• **PROBLEM TO WORK ON**:
Please print every record below exactly as it appears.

— START OF ITEMS —

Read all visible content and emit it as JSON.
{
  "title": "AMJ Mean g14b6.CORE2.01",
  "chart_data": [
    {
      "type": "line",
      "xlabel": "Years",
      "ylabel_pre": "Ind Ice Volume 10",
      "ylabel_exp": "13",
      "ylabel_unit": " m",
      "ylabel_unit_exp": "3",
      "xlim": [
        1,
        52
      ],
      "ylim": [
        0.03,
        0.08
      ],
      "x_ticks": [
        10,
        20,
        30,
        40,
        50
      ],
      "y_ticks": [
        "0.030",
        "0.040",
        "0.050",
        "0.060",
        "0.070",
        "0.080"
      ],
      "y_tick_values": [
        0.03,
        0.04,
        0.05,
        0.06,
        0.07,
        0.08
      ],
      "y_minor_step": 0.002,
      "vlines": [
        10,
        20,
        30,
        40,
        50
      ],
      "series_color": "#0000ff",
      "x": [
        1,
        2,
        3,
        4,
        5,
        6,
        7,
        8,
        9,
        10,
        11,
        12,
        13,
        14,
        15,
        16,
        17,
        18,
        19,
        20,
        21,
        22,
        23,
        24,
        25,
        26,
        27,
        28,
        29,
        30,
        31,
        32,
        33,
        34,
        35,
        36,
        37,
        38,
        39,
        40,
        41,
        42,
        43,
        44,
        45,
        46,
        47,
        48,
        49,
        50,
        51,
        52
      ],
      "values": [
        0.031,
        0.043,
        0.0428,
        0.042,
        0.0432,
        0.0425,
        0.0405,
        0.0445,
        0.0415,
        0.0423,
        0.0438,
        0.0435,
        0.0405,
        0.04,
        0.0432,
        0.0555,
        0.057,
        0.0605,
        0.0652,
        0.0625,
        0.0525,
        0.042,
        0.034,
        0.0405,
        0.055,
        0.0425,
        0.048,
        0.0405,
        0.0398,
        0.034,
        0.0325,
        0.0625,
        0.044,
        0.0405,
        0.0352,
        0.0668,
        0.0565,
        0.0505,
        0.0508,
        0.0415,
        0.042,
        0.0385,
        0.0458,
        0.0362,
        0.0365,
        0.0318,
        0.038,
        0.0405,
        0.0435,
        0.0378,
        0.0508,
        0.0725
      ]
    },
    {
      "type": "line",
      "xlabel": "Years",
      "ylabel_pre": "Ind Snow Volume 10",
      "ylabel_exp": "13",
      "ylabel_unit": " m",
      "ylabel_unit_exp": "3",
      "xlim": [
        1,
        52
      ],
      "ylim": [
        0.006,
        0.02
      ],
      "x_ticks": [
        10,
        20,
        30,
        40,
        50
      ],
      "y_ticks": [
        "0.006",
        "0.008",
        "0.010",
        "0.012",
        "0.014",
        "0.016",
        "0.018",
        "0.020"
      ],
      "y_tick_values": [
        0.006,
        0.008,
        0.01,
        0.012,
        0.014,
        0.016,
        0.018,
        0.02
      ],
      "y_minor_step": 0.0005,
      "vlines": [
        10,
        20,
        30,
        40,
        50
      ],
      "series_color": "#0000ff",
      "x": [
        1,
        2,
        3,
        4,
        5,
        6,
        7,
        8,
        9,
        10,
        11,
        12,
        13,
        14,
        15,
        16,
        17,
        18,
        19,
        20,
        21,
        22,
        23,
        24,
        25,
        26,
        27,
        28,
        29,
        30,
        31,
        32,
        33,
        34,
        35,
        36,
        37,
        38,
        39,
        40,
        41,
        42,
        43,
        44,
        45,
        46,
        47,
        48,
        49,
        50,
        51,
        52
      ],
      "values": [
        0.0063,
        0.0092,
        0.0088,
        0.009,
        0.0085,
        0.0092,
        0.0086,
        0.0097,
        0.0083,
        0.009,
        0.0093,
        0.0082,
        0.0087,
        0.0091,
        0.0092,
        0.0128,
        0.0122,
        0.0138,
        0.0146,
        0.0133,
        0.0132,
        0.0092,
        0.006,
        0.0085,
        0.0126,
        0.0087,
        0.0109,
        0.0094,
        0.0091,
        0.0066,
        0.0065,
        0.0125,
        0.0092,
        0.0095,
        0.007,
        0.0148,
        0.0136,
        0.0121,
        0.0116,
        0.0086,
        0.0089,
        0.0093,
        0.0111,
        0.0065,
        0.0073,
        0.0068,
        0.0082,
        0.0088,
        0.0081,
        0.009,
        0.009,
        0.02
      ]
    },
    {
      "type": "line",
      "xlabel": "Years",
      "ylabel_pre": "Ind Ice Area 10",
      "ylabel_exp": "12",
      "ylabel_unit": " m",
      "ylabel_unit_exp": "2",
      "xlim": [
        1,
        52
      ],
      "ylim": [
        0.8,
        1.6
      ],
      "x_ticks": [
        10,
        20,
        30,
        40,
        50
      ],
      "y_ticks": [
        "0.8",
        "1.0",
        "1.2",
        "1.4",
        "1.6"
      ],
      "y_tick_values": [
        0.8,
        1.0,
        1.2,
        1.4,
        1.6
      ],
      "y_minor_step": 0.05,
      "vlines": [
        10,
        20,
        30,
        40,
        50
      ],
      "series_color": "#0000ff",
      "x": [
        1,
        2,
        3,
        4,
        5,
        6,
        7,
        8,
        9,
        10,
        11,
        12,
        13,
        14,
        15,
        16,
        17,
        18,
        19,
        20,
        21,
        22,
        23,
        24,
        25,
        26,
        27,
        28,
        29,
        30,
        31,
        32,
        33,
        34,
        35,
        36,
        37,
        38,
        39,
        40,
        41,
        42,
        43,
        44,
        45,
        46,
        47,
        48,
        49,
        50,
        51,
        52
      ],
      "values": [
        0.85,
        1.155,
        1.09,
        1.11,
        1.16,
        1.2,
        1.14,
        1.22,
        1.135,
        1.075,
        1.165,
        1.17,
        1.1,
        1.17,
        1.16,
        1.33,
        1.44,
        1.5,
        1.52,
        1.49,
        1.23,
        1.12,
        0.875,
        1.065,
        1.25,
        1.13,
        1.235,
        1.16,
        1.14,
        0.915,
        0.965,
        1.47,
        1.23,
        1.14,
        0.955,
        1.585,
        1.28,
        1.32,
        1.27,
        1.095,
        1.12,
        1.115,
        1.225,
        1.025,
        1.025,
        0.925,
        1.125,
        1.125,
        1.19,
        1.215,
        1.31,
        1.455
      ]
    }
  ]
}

— END OF ITEMS —

• **TASK RESULT**:
Read all visible content and emit it as JSON.
{
  "title": "AMJ Mean g14b6.CORE2.01",
  "chart_data": [
    {
      "type": "line",
      "xlabel": "Years",
      "ylabel_pre": "Ind Ice Volume 10",
      "ylabel_exp": "13",
      "ylabel_unit": " m",
      "ylabel_unit_exp": "3",
      "xlim": [
        1,
        52
      ],
      "ylim": [
        0.03,
        0.08
      ],
      "x_ticks": [
        10,
        20,
        30,
        40,
        50
      ],
      "y_ticks": [
        "0.030",
        "0.040",
        "0.050",
        "0.060",
        "0.070",
        "0.080"
      ],
      "y_tick_values": [
        0.03,
        0.04,
        0.05,
        0.06,
        0.07,
        0.08
      ],
      "y_minor_step": 0.002,
      "vlines": [
        10,
        20,
        30,
        40,
        50
      ],
      "series_color": "#0000ff",
      "x": [
        1,
        2,
        3,
        4,
        5,
        6,
        7,
        8,
        9,
        10,
        11,
        12,
        13,
        14,
        15,
        16,
        17,
        18,
        19,
        20,
        21,
        22,
        23,
        24,
        25,
        26,
        27,
        28,
        29,
        30,
        31,
        32,
        33,
        34,
        35,
        36,
        37,
        38,
        39,
        40,
        41,
        42,
        43,
        44,
        45,
        46,
        47,
        48,
        49,
        50,
        51,
        52
      ],
      "values": [
        0.031,
        0.043,
        0.0428,
        0.042,
        0.0432,
        0.0425,
        0.0405,
        0.0445,
        0.0415,
        0.0423,
        0.0438,
        0.0435,
        0.0405,
        0.04,
        0.0432,
        0.0555,
        0.057,
        0.0605,
        0.0652,
        0.0625,
        0.0525,
        0.042,
        0.034,
        0.0405,
        0.055,
        0.0425,
        0.048,
        0.0405,
        0.0398,
        0.034,
        0.0325,
        0.0625,
        0.044,
        0.0405,
        0.0352,
        0.0668,
        0.0565,
        0.0505,
        0.0508,
        0.0415,
        0.042,
        0.0385,
        0.0458,
        0.0362,
        0.0365,
        0.0318,
        0.038,
        0.0405,
        0.0435,
        0.0378,
        0.0508,
        0.0725
      ]
    },
    {
      "type": "line",
      "xlabel": "Years",
      "ylabel_pre": "Ind Snow Volume 10",
      "ylabel_exp": "13",
      "ylabel_unit": " m",
      "ylabel_unit_exp": "3",
      "xlim": [
        1,
        52
      ],
      "ylim": [
        0.006,
        0.02
      ],
      "x_ticks": [
        10,
        20,
        30,
        40,
        50
      ],
      "y_ticks": [
        "0.006",
        "0.008",
        "0.010",
        "0.012",
        "0.014",
        "0.016",
        "0.018",
        "0.020"
      ],
      "y_tick_values": [
        0.006,
        0.008,
        0.01,
        0.012,
        0.014,
        0.016,
        0.018,
        0.02
      ],
      "y_minor_step": 0.0005,
      "vlines": [
        10,
        20,
        30,
        40,
        50
      ],
      "series_color": "#0000ff",
      "x": [
        1,
        2,
        3,
        4,
        5,
        6,
        7,
        8,
        9,
        10,
        11,
        12,
        13,
        14,
        15,
        16,
        17,
        18,
        19,
        20,
        21,
        22,
        23,
        24,
        25,
        26,
        27,
        28,
        29,
        30,
        31,
        32,
        33,
        34,
        35,
        36,
        37,
        38,
        39,
        40,
        41,
        42,
        43,
        44,
        45,
        46,
        47,
        48,
        49,
        50,
        51,
        52
      ],
      "values": [
        0.0063,
        0.0092,
        0.0088,
        0.009,
        0.0085,
        0.0092,
        0.0086,
        0.0097,
        0.0083,
        0.009,
        0.0093,
        0.0082,
        0.0087,
        0.0091,
        0.0092,
        0.0128,
        0.0122,
        0.0138,
        0.0146,
        0.0133,
        0.0132,
        0.0092,
        0.006,
        0.0085,
        0.0126,
        0.0087,
        0.0109,
        0.0094,
        0.0091,
        0.0066,
        0.0065,
        0.0125,
        0.0092,
        0.0095,
        0.007,
        0.0148,
        0.0136,
        0.0121,
        0.0116,
        0.0086,
        0.0089,
        0.0093,
        0.0111,
        0.0065,
        0.0073,
        0.0068,
        0.0082,
        0.0088,
        0.0081,
        0.009,
        0.009,
        0.02
      ]
    },
    {
      "type": "line",
      "xlabel": "Years",
      "ylabel_pre": "Ind Ice Area 10",
      "ylabel_exp": "12",
      "ylabel_unit": " m",
      "ylabel_unit_exp": "2",
      "xlim": [
        1,
        52
      ],
      "ylim": [
        0.8,
        1.6
      ],
      "x_ticks": [
        10,
        20,
        30,
        40,
        50
      ],
      "y_ticks": [
        "0.8",
        "1.0",
        "1.2",
        "1.4",
        "1.6"
      ],
      "y_tick_values": [
        0.8,
        1.0,
        1.2,
        1.4,
        1.6
      ],
      "y_minor_step": 0.05,
      "vlines": [
        10,
        20,
        30,
        40,
        50
      ],
      "series_color": "#0000ff",
      "x": [
        1,
        2,
        3,
        4,
        5,
        6,
        7,
        8,
        9,
        10,
        11,
        12,
        13,
        14,
        15,
        16,
        17,
        18,
        19,
        20,
        21,
        22,
        23,
        24,
        25,
        26,
        27,
        28,
        29,
        30,
        31,
        32,
        33,
        34,
        35,
        36,
        37,
        38,
        39,
        40,
        41,
        42,
        43,
        44,
        45,
        46,
        47,
        48,
        49,
        50,
        51,
        52
      ],
      "values": [
        0.85,
        1.155,
        1.09,
        1.11,
        1.16,
        1.2,
        1.14,
        1.22,
        1.135,
        1.075,
        1.165,
        1.17,
        1.1,
        1.17,
        1.16,
        1.33,
        1.44,
        1.5,
        1.52,
        1.49,
        1.23,
        1.12,
        0.875,
        1.065,
        1.25,
        1.13,
        1.235,
        1.16,
        1.14,
        0.915,
        0.965,
        1.47,
        1.23,
        1.14,
        0.955,
        1.585,
        1.28,
        1.32,
        1.27,
        1.095,
        1.12,
        1.115,
        1.225,
        1.025,
        1.025,
        0.925,
        1.125,
        1.125,
        1.19,
        1.215,
        1.31,
        1.455
      ]
    }
  ]
}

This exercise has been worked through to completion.